→ REQUEST
Retype the material that follows, keeping every word as it is.

**** INPUT ****

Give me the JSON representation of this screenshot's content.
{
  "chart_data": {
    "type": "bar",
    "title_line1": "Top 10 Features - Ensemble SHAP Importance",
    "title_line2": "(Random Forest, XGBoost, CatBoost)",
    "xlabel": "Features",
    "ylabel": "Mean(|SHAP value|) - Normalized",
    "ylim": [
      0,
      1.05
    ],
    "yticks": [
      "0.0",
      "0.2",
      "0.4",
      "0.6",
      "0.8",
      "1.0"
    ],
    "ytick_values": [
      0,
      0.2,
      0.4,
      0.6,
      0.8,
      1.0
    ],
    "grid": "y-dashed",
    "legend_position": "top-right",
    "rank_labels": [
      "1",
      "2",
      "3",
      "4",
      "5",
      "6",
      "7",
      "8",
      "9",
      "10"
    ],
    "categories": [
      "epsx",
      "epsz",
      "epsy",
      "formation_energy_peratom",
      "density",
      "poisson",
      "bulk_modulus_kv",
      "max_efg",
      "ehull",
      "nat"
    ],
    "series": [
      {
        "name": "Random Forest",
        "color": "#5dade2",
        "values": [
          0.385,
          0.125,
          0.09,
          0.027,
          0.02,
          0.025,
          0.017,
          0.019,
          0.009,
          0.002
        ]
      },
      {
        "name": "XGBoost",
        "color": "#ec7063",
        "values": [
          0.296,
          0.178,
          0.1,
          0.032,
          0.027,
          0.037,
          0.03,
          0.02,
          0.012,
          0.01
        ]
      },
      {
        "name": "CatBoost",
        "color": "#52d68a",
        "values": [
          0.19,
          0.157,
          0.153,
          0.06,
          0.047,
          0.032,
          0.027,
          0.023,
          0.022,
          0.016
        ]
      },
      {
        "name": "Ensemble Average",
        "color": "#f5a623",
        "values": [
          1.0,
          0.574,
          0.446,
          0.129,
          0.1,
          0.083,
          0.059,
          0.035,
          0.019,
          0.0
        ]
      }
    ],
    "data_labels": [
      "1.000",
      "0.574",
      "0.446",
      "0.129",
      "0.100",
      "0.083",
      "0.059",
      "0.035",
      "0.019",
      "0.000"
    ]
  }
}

****

→ WORKED SOLUTION
Give me the JSON representation of this screenshot's content.
{
  "chart_data": {
    "type": "bar",
    "title_line1": "Top 10 Features - Ensemble SHAP Importance",
    "title_line2": "(Random Forest, XGBoost, CatBoost)",
    "xlabel": "Features",
    "ylabel": "Mean(|SHAP value|) - Normalized",
    "ylim": [
      0,
      1.05
    ],
    "yticks": [
      "0.0",
      "0.2",
      "0.4",
      "0.6",
      "0.8",
      "1.0"
    ],
    "ytick_values": [
      0,
      0.2,
      0.4,
      0.6,
      0.8,
      1.0
    ],
    "grid": "y-dashed",
    "legend_position": "top-right",
    "rank_labels": [
      "1",
      "2",
      "3",
      "4",
      "5",
      "6",
      "7",
      "8",
      "9",
      "10"
    ],
    "categories": [
      "epsx",
      "epsz",
      "epsy",
      "formation_energy_peratom",
      "density",
      "poisson",
      "bulk_modulus_kv",
      "max_efg",
      "ehull",
      "nat"
    ],
    "series": [
      {
        "name": "Random Forest",
        "color": "#5dade2",
        "values": [
          0.385,
          0.125,
          0.09,
          0.027,
          0.02,
          0.025,
          0.017,
          0.019,
          0.009,
          0.002
        ]
      },
      {
        "name": "XGBoost",
        "color": "#ec7063",
        "values": [
          0.296,
          0.178,
          0.1,
          0.032,
          0.027,
          0.037,
          0.03,
          0.02,
          0.012,
          0.01
        ]
      },
      {
        "name": "CatBoost",
        "color": "#52d68a",
        "values": [
          0.19,
          0.157,
          0.153,
          0.06,
          0.047,
          0.032,
          0.027,
          0.023,
          0.022,
          0.016
        ]
      },
      {
        "name": "Ensemble Average",
        "color": "#f5a623",
        "values": [
          1.0,
          0.574,
          0.446,
          0.129,
          0.1,
          0.083,
          0.059,
          0.035,
          0.019,
          0.0
        ]
      }
    ],
    "data_labels": [
      "1.000",
      "0.574",
      "0.446",
      "0.129",
      "0.100",
      "0.083",
      "0.059",
      "0.035",
      "0.019",
      "0.000"
    ]
  }
}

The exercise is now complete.